[Written exercise]: Exactly repeat the material, dropping every picture from the copy.

[Input rows]:
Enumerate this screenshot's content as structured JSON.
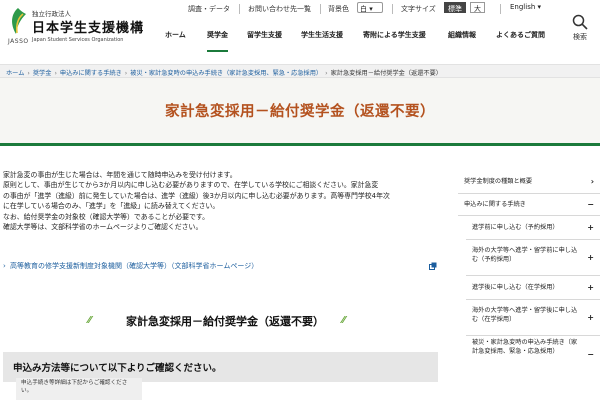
{
  "header": {
    "org_sub": "独立行政法人",
    "org_name": "日本学生支援機構",
    "org_en": "Japan Student Services Organization",
    "org_abbr": "JASSO",
    "util_links": [
      "調査・データ",
      "お問い合わせ先一覧"
    ],
    "bg_label": "背景色",
    "bg_value": "白",
    "text_size_label": "文字サイズ",
    "text_size_options": [
      "標準",
      "大"
    ],
    "text_size_selected": "標準",
    "language": "English",
    "nav": [
      "ホーム",
      "奨学金",
      "留学生支援",
      "学生生活支援",
      "寄附による学生支援",
      "組織情報",
      "よくあるご質問"
    ],
    "nav_active": "奨学金",
    "search_label": "検索",
    "brand_color": "#1b7a3b"
  },
  "breadcrumb": [
    "ホーム",
    "奨学金",
    "申込みに関する手続き",
    "被災・家計急変時の申込み手続き（家計急変採用、緊急・応急採用）",
    "家計急変採用－給付奨学金（返還不要）"
  ],
  "page_title": "家計急変採用－給付奨学金（返還不要）",
  "intro_lines": [
    "家計急変の事由が生じた場合は、年間を通じて随時申込みを受け付けます。",
    "原則として、事由が生じてから3か月以内に申し込む必要がありますので、在学している学校にご相談ください。家計急変",
    "の事由が「進学（進級）前に発生していた場合は、進学（進級）後3か月以内に申し込む必要があります。高等専門学校4年次",
    "に在学している場合のみ、「進学」を「進級」に読み替えてください。",
    "なお、給付奨学金の対象校（確認大学等）であることが必要です。",
    "確認大学等は、文部科学省のホームページよりご確認ください。"
  ],
  "external_link": "高等教育の修学支援新制度対象機関（確認大学等）（文部科学省ホームページ）",
  "section_heading": "家計急変採用－給付奨学金（返還不要）",
  "info_box": "申込み方法等について以下よりご確認ください。",
  "sidebar": {
    "items": [
      {
        "label": "奨学金制度の種類と概要",
        "mark": "›",
        "sub": false
      },
      {
        "label": "申込みに関する手続き",
        "mark": "−",
        "sub": false
      },
      {
        "label": "進学前に申し込む（予約採用）",
        "mark": "+",
        "sub": true
      },
      {
        "label": "海外の大学等へ進学・留学前に申し込む（予約採用）",
        "mark": "+",
        "sub": true
      },
      {
        "label": "進学後に申し込む（在学採用）",
        "mark": "+",
        "sub": true
      },
      {
        "label": "海外の大学等へ進学・留学後に申し込む（在学採用）",
        "mark": "+",
        "sub": true
      },
      {
        "label": "被災・家計急変時の申込み手続き（家計急変採用、緊急・応急採用）",
        "mark": "−",
        "sub": true
      }
    ],
    "note": "申込手続き等詳細は下記からご確認ください。"
  }
}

[Expected output]:
Enumerate this screenshot's content as structured JSON.
{
  "header": {
    "org_sub": "独立行政法人",
    "org_name": "日本学生支援機構",
    "org_en": "Japan Student Services Organization",
    "org_abbr": "JASSO",
    "util_links": [
      "調査・データ",
      "お問い合わせ先一覧"
    ],
    "bg_label": "背景色",
    "bg_value": "白",
    "text_size_label": "文字サイズ",
    "text_size_options": [
      "標準",
      "大"
    ],
    "text_size_selected": "標準",
    "language": "English",
    "nav": [
      "ホーム",
      "奨学金",
      "留学生支援",
      "学生生活支援",
      "寄附による学生支援",
      "組織情報",
      "よくあるご質問"
    ],
    "nav_active": "奨学金",
    "search_label": "検索",
    "brand_color": "#1b7a3b"
  },
  "breadcrumb": [
    "ホーム",
    "奨学金",
    "申込みに関する手続き",
    "被災・家計急変時の申込み手続き（家計急変採用、緊急・応急採用）",
    "家計急変採用－給付奨学金（返還不要）"
  ],
  "page_title": "家計急変採用－給付奨学金（返還不要）",
  "intro_lines": [
    "家計急変の事由が生じた場合は、年間を通じて随時申込みを受け付けます。",
    "原則として、事由が生じてから3か月以内に申し込む必要がありますので、在学している学校にご相談ください。家計急変",
    "の事由が「進学（進級）前に発生していた場合は、進学（進級）後3か月以内に申し込む必要があります。高等専門学校4年次",
    "に在学している場合のみ、「進学」を「進級」に読み替えてください。",
    "なお、給付奨学金の対象校（確認大学等）であることが必要です。",
    "確認大学等は、文部科学省のホームページよりご確認ください。"
  ],
  "external_link": "高等教育の修学支援新制度対象機関（確認大学等）（文部科学省ホームページ）",
  "section_heading": "家計急変採用－給付奨学金（返還不要）",
  "info_box": "申込み方法等について以下よりご確認ください。",
  "sidebar": {
    "items": [
      {
        "label": "奨学金制度の種類と概要",
        "mark": "›",
        "sub": false
      },
      {
        "label": "申込みに関する手続き",
        "mark": "−",
        "sub": false
      },
      {
        "label": "進学前に申し込む（予約採用）",
        "mark": "+",
        "sub": true
      },
      {
        "label": "海外の大学等へ進学・留学前に申し込む（予約採用）",
        "mark": "+",
        "sub": true
      },
      {
        "label": "進学後に申し込む（在学採用）",
        "mark": "+",
        "sub": true
      },
      {
        "label": "海外の大学等へ進学・留学後に申し込む（在学採用）",
        "mark": "+",
        "sub": true
      },
      {
        "label": "被災・家計急変時の申込み手続き（家計急変採用、緊急・応急採用）",
        "mark": "−",
        "sub": true
      }
    ],
    "note": "申込手続き等詳細は下記からご確認ください。"
  }
}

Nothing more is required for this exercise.